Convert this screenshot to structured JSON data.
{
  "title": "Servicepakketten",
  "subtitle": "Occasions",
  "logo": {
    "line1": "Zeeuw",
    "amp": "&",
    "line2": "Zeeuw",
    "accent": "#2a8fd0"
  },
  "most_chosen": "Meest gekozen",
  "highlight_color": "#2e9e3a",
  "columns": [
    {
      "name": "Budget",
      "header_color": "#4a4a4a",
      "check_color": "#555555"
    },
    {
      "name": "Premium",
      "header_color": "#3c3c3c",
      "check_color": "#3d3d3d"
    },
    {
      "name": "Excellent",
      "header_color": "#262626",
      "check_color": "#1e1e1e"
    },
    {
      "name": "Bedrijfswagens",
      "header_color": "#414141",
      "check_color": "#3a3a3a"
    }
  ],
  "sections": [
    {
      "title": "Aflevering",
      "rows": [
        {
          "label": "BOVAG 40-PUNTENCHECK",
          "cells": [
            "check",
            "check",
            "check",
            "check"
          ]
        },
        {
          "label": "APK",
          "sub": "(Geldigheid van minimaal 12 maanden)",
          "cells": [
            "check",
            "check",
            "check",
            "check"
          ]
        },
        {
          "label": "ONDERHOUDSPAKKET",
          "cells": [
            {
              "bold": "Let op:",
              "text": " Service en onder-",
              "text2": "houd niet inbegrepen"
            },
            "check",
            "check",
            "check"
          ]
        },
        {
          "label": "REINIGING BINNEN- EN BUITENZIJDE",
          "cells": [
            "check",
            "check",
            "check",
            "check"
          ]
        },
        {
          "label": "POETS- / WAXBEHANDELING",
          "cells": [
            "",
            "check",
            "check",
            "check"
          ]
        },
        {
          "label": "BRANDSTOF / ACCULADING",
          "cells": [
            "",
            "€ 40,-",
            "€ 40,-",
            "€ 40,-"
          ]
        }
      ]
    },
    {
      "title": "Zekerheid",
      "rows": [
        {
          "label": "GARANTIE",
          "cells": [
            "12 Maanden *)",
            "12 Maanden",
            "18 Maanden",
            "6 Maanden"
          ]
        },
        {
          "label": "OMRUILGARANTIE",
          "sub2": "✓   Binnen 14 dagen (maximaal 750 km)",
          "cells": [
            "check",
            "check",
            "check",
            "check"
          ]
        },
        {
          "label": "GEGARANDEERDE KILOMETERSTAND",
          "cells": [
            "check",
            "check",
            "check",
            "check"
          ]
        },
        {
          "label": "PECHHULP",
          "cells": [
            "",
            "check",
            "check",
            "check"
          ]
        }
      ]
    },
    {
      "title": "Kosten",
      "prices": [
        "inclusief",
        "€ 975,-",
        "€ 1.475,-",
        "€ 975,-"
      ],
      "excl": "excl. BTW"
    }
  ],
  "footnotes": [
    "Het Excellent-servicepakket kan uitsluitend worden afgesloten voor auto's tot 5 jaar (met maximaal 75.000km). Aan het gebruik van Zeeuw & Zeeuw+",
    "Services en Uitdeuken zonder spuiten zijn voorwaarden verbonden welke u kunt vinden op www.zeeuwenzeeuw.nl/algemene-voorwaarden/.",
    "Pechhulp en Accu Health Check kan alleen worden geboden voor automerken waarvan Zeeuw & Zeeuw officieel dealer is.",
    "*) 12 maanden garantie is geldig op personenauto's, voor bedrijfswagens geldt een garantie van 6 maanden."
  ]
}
-*-
Using the listing above, please repeat every entry exactly.

Convert this screenshot to structured JSON data.
{
  "title": "Servicepakketten",
  "subtitle": "Occasions",
  "logo": {
    "line1": "Zeeuw",
    "amp": "&",
    "line2": "Zeeuw",
    "accent": "#2a8fd0"
  },
  "most_chosen": "Meest gekozen",
  "highlight_color": "#2e9e3a",
  "columns": [
    {
      "name": "Budget",
      "header_color": "#4a4a4a",
      "check_color": "#555555"
    },
    {
      "name": "Premium",
      "header_color": "#3c3c3c",
      "check_color": "#3d3d3d"
    },
    {
      "name": "Excellent",
      "header_color": "#262626",
      "check_color": "#1e1e1e"
    },
    {
      "name": "Bedrijfswagens",
      "header_color": "#414141",
      "check_color": "#3a3a3a"
    }
  ],
  "sections": [
    {
      "title": "Aflevering",
      "rows": [
        {
          "label": "BOVAG 40-PUNTENCHECK",
          "cells": [
            "check",
            "check",
            "check",
            "check"
          ]
        },
        {
          "label": "APK",
          "sub": "(Geldigheid van minimaal 12 maanden)",
          "cells": [
            "check",
            "check",
            "check",
            "check"
          ]
        },
        {
          "label": "ONDERHOUDSPAKKET",
          "cells": [
            {
              "bold": "Let op:",
              "text": " Service en onder-",
              "text2": "houd niet inbegrepen"
            },
            "check",
            "check",
            "check"
          ]
        },
        {
          "label": "REINIGING BINNEN- EN BUITENZIJDE",
          "cells": [
            "check",
            "check",
            "check",
            "check"
          ]
        },
        {
          "label": "POETS- / WAXBEHANDELING",
          "cells": [
            "",
            "check",
            "check",
            "check"
          ]
        },
        {
          "label": "BRANDSTOF / ACCULADING",
          "cells": [
            "",
            "€ 40,-",
            "€ 40,-",
            "€ 40,-"
          ]
        }
      ]
    },
    {
      "title": "Zekerheid",
      "rows": [
        {
          "label": "GARANTIE",
          "cells": [
            "12 Maanden *)",
            "12 Maanden",
            "18 Maanden",
            "6 Maanden"
          ]
        },
        {
          "label": "OMRUILGARANTIE",
          "sub2": "✓   Binnen 14 dagen (maximaal 750 km)",
          "cells": [
            "check",
            "check",
            "check",
            "check"
          ]
        },
        {
          "label": "GEGARANDEERDE KILOMETERSTAND",
          "cells": [
            "check",
            "check",
            "check",
            "check"
          ]
        },
        {
          "label": "PECHHULP",
          "cells": [
            "",
            "check",
            "check",
            "check"
          ]
        }
      ]
    },
    {
      "title": "Kosten",
      "prices": [
        "inclusief",
        "€ 975,-",
        "€ 1.475,-",
        "€ 975,-"
      ],
      "excl": "excl. BTW"
    }
  ],
  "footnotes": [
    "Het Excellent-servicepakket kan uitsluitend worden afgesloten voor auto's tot 5 jaar (met maximaal 75.000km). Aan het gebruik van Zeeuw & Zeeuw+",
    "Services en Uitdeuken zonder spuiten zijn voorwaarden verbonden welke u kunt vinden op www.zeeuwenzeeuw.nl/algemene-voorwaarden/.",
    "Pechhulp en Accu Health Check kan alleen worden geboden voor automerken waarvan Zeeuw & Zeeuw officieel dealer is.",
    "*) 12 maanden garantie is geldig op personenauto's, voor bedrijfswagens geldt een garantie van 6 maanden."
  ]
}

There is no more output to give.